[Data items]

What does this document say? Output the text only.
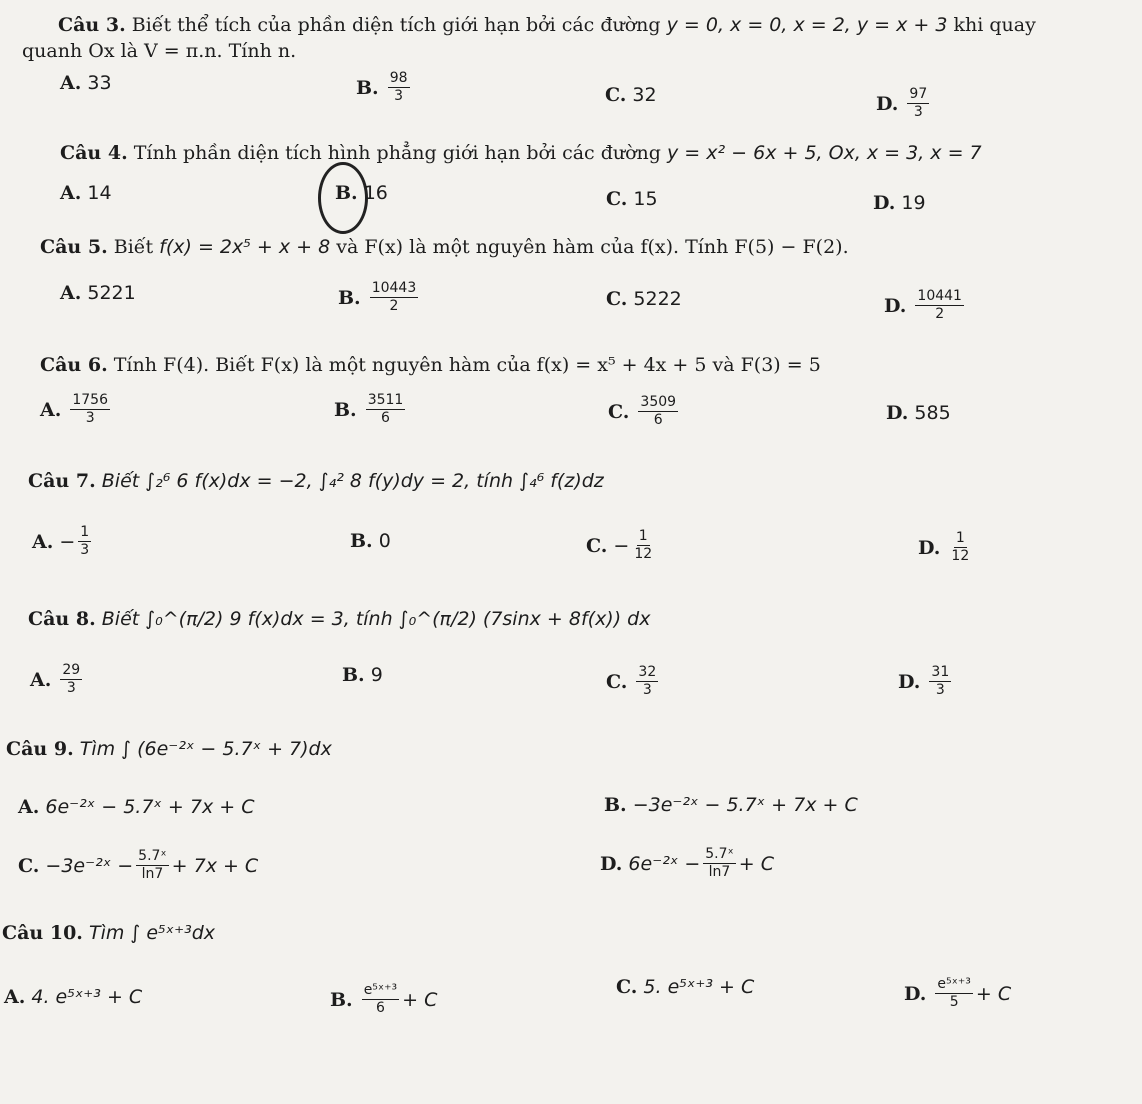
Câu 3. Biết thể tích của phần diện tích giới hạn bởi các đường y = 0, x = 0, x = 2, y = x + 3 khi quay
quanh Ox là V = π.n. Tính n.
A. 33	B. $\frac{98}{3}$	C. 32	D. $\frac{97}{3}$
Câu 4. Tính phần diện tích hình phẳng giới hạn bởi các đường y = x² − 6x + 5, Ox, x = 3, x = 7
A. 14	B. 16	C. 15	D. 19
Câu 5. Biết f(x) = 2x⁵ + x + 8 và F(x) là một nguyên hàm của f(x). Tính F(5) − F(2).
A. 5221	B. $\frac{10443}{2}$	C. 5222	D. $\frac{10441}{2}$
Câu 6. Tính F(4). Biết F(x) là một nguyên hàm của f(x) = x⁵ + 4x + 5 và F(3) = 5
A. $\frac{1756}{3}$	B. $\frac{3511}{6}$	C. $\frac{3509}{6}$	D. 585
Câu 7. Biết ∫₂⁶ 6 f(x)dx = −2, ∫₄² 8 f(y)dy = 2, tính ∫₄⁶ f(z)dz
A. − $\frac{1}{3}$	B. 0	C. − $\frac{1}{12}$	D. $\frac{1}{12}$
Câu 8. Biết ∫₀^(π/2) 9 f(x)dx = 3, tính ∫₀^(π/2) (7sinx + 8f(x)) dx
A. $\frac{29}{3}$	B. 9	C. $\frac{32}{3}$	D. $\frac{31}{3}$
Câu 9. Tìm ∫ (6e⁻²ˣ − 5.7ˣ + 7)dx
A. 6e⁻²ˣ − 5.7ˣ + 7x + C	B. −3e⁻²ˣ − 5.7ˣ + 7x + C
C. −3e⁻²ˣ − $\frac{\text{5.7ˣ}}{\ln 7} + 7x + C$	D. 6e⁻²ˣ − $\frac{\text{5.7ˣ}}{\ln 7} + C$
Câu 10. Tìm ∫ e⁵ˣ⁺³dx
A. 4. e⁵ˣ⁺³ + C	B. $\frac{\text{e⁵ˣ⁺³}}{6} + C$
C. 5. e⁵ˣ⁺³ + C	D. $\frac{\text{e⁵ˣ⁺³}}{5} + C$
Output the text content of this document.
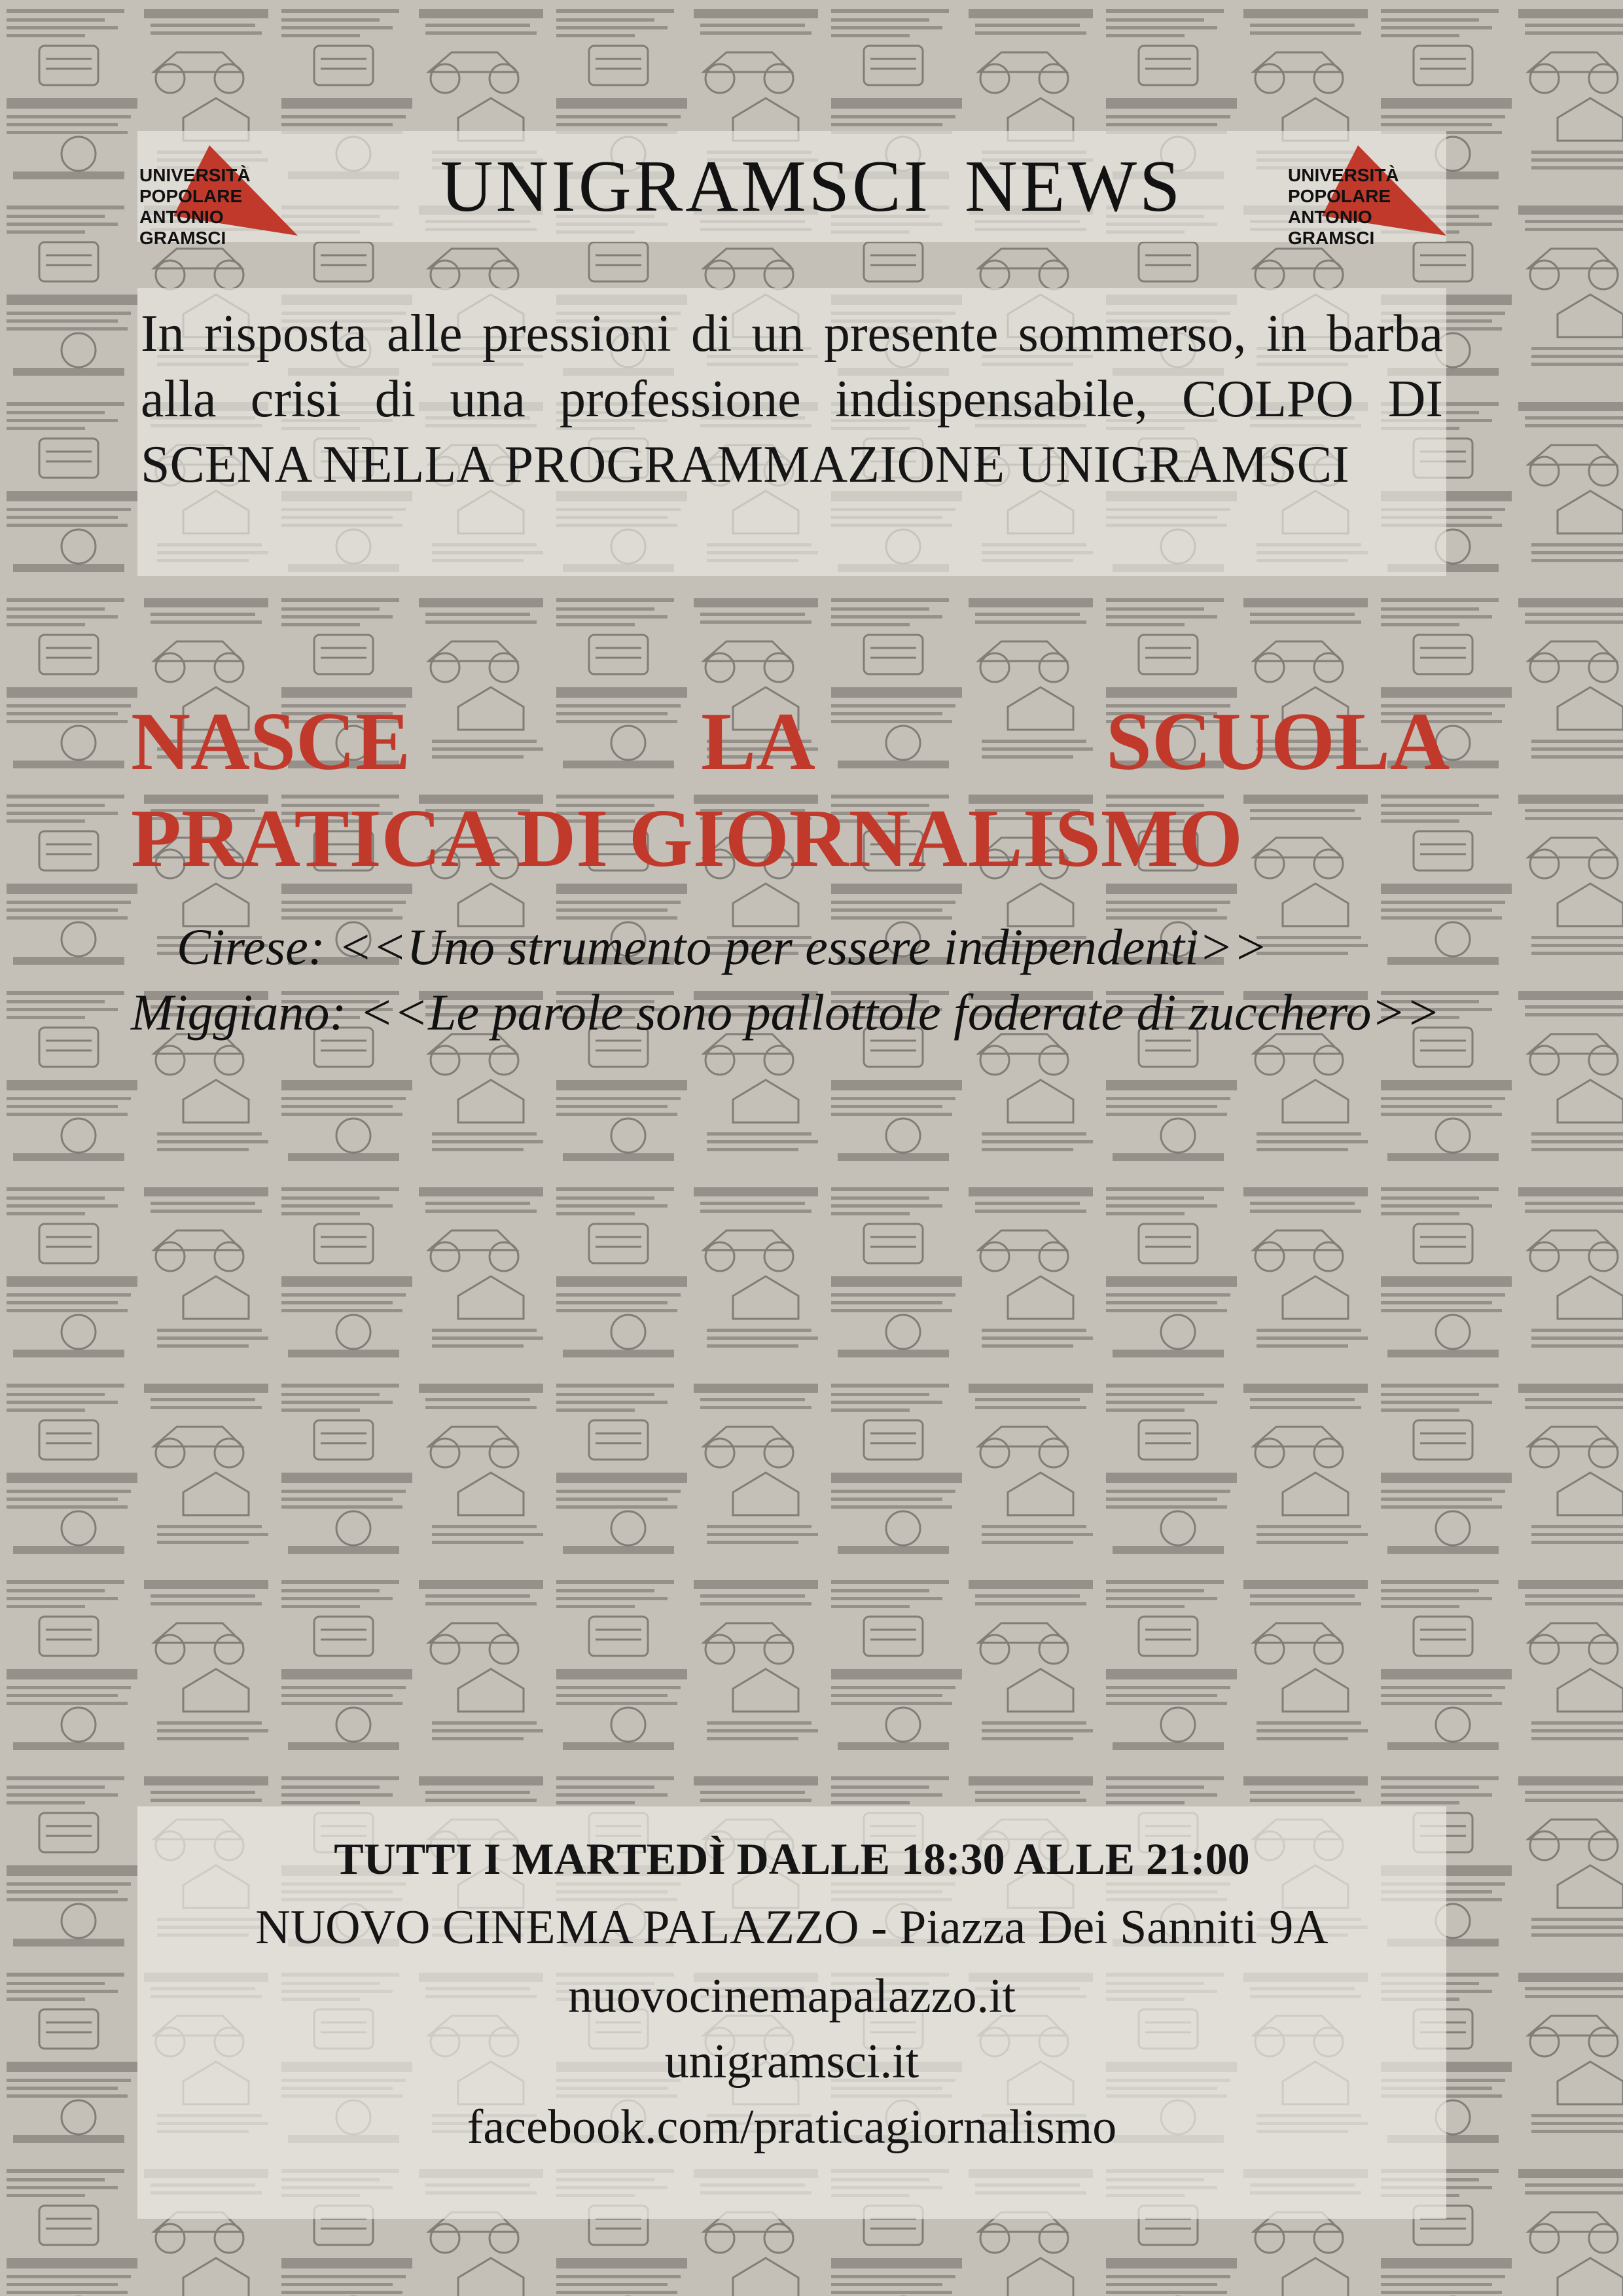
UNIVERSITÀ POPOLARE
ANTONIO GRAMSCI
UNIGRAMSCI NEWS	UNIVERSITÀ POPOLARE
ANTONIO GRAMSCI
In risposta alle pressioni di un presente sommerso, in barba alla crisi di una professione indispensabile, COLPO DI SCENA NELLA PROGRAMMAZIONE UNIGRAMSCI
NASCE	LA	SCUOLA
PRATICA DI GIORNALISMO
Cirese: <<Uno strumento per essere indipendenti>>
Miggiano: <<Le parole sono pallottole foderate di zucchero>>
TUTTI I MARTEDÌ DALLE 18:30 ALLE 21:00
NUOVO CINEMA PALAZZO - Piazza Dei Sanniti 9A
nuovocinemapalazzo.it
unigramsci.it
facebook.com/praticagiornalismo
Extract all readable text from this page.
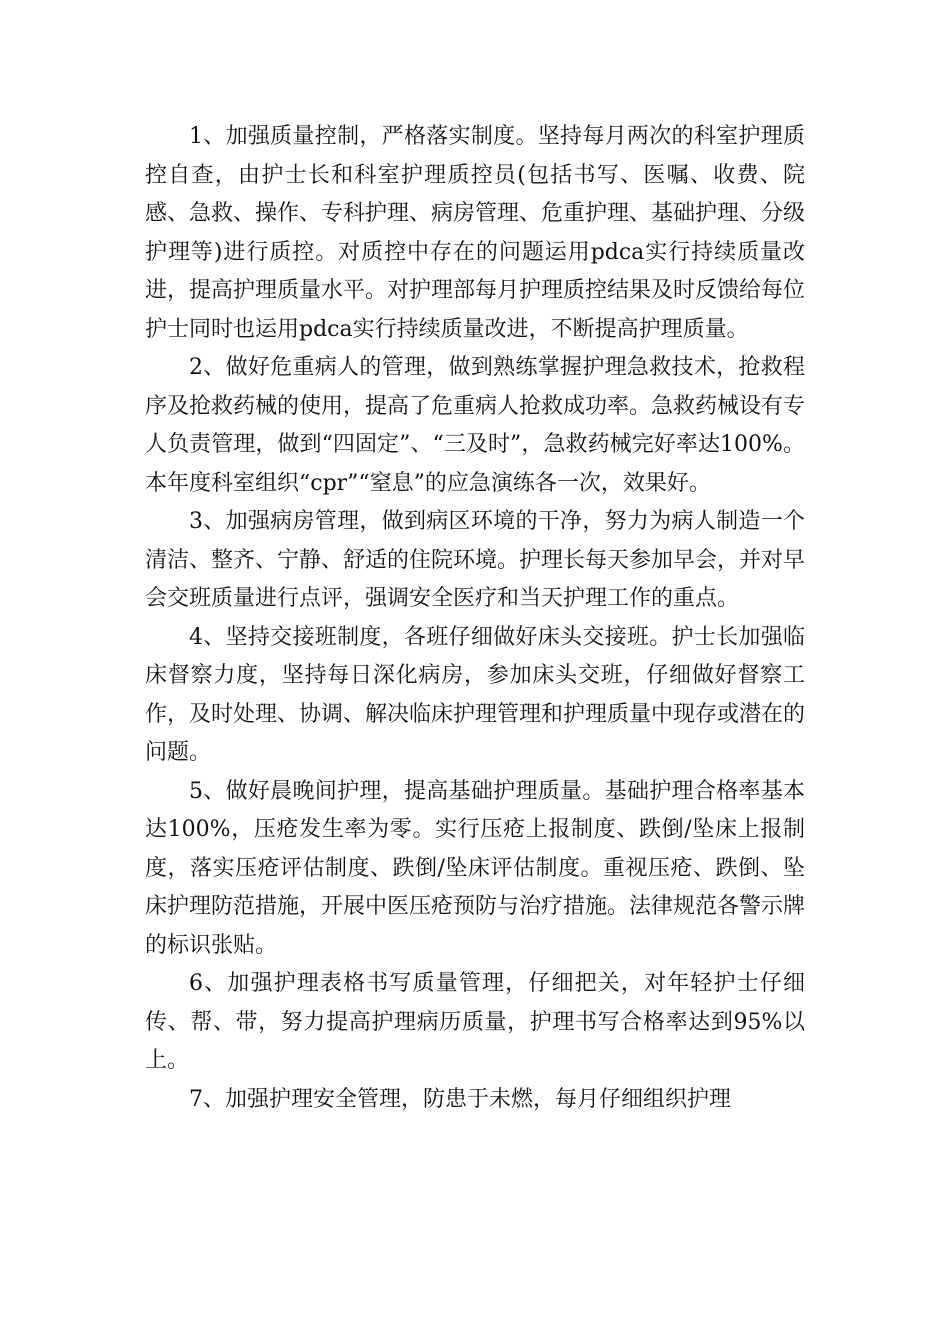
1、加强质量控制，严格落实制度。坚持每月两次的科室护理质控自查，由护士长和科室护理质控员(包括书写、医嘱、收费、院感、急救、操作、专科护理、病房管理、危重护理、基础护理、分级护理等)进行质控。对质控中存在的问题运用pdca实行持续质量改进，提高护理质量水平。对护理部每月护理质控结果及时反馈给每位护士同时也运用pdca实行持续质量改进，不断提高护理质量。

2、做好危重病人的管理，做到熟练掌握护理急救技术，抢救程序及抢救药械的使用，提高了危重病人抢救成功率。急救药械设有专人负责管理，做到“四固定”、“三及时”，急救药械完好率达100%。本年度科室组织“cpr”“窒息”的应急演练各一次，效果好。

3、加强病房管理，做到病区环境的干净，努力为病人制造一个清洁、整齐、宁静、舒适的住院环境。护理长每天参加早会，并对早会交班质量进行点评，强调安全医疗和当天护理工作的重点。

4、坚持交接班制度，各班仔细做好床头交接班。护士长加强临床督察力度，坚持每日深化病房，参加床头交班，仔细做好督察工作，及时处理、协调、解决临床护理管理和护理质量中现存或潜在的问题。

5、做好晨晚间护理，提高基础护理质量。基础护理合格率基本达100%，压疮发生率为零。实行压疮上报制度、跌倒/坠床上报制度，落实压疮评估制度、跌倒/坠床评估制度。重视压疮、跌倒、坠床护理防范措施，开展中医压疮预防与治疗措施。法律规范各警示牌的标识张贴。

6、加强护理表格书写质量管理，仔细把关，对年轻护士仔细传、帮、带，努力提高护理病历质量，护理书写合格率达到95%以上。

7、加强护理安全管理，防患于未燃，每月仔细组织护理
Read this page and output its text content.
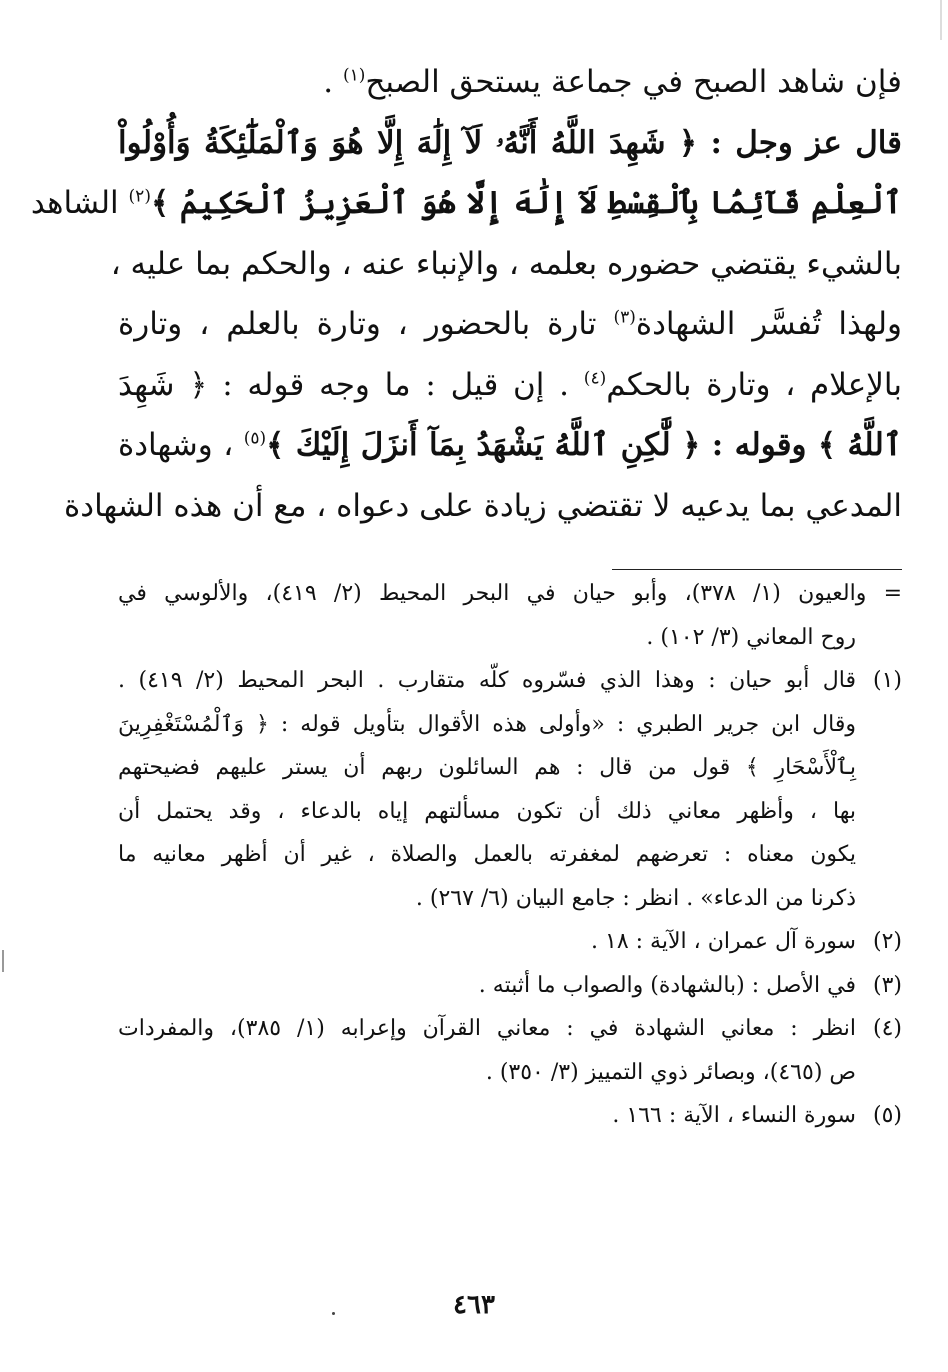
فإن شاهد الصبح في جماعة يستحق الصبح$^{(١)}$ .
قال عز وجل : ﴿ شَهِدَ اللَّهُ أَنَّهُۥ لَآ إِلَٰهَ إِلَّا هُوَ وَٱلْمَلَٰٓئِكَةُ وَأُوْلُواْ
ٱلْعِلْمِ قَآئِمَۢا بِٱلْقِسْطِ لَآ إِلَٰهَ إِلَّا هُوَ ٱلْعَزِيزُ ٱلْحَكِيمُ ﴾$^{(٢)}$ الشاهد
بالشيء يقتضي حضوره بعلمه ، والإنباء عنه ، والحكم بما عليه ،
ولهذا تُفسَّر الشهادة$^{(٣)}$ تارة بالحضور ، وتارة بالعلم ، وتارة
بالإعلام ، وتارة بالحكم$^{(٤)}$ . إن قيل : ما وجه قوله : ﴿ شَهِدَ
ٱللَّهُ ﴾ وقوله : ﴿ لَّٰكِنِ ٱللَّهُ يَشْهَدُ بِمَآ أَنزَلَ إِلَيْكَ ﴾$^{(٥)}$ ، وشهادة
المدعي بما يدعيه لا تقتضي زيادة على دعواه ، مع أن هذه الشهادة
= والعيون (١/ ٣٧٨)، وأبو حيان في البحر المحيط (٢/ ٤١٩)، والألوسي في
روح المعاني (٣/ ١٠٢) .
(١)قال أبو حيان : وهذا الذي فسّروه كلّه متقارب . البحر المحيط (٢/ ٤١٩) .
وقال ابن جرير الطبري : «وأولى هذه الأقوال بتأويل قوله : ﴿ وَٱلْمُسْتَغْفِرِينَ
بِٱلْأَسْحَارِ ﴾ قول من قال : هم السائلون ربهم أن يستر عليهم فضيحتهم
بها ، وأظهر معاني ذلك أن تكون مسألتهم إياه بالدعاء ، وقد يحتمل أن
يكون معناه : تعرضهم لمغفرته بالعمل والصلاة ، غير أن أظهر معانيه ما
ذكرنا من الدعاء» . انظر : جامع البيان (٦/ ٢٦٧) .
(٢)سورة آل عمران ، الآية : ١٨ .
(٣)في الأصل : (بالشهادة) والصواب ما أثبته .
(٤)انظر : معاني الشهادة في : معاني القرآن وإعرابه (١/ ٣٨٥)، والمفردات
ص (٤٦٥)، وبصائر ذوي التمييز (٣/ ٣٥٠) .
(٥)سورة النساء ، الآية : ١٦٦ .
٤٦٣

The request: Copy all lines above containing the string "đường".

Full solution:
Câu 3. Biết thể tích của phần diện tích giới hạn bởi các đường y = 0, x = 0, x = 2, y = x + 3 khi quay
Câu 4. Tính phần diện tích hình phẳng giới hạn bởi các đường y = x² − 6x + 5, Ox, x = 3, x = 7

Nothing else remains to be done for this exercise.